* **WHAT NEEDS TO BE DONE**
Render everything from the start of the records down through the line containing "cast-icon[interactable] xyxy=(893,39,905,51)" as a Markdown table with two columns, Row for the row number and Line for the line itself, and leave out any blank lines.

* **RECORDS SHOWN**

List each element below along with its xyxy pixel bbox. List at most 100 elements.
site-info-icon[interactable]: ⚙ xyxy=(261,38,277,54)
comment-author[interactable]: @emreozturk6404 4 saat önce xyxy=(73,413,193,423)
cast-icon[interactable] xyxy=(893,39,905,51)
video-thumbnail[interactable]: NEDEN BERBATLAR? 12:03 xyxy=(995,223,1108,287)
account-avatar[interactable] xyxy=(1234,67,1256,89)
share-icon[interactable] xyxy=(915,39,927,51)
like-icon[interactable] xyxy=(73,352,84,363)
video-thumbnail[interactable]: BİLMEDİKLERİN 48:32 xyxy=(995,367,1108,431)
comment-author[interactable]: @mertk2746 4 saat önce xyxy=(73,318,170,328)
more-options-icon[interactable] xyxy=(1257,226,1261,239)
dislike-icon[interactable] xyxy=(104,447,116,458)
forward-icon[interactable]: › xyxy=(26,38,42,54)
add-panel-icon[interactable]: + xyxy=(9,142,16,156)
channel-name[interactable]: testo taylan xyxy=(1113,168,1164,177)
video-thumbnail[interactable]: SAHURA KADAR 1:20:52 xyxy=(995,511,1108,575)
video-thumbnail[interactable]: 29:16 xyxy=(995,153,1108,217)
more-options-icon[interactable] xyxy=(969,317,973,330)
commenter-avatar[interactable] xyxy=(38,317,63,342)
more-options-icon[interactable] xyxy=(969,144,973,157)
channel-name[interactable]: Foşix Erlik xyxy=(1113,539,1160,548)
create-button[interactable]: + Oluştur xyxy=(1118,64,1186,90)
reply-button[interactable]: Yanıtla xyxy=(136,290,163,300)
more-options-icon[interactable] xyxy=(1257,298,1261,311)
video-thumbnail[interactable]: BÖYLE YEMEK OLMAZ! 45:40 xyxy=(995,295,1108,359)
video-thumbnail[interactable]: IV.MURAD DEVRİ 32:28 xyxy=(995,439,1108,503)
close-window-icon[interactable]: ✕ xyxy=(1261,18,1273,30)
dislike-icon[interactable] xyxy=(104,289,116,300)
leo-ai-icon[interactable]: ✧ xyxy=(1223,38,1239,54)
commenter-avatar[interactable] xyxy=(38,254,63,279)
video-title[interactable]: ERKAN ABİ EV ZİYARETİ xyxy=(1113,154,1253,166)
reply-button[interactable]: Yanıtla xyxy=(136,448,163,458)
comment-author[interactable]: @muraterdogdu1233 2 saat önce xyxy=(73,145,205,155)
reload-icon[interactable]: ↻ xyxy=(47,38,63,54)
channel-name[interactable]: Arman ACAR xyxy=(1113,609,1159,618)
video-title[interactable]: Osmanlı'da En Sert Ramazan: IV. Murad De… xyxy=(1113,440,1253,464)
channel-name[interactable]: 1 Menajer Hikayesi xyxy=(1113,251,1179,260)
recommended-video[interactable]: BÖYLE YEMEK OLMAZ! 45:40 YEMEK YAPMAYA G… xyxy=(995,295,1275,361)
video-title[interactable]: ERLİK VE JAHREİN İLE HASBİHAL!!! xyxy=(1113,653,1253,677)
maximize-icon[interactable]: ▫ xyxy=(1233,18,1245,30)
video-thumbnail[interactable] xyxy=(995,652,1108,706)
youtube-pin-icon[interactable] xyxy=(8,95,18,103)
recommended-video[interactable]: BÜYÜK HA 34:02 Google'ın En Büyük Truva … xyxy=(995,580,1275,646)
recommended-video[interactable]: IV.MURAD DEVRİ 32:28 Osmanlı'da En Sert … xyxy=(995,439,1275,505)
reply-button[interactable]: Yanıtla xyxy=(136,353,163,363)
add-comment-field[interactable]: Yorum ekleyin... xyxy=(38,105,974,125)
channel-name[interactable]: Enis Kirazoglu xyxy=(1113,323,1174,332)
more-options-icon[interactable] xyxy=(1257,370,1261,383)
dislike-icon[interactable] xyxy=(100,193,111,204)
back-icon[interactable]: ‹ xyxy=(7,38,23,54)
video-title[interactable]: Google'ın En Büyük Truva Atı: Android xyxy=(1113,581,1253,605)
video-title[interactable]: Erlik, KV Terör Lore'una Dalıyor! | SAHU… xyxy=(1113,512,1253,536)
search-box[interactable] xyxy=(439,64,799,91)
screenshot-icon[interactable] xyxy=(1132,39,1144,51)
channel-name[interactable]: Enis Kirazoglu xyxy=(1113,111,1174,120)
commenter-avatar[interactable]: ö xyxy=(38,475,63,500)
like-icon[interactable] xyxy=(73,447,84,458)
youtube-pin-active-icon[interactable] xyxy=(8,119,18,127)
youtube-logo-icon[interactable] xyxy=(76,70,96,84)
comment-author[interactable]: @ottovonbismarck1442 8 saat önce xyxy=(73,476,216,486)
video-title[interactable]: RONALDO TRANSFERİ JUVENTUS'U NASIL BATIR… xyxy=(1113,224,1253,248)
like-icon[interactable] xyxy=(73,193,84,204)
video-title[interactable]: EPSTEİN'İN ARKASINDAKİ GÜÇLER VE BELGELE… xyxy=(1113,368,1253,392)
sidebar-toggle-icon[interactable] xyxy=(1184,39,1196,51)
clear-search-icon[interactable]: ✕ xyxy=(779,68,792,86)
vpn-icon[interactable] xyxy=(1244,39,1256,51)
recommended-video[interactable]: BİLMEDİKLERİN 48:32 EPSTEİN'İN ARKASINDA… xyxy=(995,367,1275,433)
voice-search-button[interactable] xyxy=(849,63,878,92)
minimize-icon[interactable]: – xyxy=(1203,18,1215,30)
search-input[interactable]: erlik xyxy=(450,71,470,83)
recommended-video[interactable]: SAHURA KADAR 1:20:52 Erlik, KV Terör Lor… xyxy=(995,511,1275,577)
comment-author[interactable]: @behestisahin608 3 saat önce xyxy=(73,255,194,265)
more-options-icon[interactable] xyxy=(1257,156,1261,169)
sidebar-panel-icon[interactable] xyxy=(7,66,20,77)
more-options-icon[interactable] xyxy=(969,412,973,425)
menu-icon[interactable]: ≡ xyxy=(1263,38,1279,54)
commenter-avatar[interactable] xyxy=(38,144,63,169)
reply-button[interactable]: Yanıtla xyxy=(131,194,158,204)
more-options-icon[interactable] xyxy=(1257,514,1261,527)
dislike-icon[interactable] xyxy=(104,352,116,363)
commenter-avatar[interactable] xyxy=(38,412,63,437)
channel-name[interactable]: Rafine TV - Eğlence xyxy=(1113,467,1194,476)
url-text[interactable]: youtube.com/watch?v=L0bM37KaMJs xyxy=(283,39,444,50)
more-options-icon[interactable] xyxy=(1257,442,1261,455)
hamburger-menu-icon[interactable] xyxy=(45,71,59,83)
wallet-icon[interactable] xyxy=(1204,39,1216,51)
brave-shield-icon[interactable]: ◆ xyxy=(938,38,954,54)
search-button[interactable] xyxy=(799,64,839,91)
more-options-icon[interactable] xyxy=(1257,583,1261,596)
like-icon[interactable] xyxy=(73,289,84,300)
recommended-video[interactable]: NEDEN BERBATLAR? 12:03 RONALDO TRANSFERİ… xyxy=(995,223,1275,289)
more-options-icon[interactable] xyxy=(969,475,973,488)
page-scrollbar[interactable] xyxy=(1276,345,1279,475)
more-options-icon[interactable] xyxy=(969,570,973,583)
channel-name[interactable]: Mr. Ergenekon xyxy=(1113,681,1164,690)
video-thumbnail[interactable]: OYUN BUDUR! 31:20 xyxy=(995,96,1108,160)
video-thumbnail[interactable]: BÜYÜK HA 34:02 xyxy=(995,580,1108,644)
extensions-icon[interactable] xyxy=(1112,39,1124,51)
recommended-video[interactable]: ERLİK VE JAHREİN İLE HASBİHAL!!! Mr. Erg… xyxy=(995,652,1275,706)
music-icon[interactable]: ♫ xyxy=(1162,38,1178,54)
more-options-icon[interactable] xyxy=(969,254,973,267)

* **RIGHT ANSWER**
| Row | Line |
|---|---|
| 1 | List each element below along with its xyxy pixel bbox. List at most 100 elements. |
| 2 | site-info-icon[interactable]: ⚙ xyxy=(261,38,277,54) |
| 3 | comment-author[interactable]: @emreozturk6404 4 saat önce xyxy=(73,413,193,423) |
| 4 | cast-icon[interactable] xyxy=(893,39,905,51) |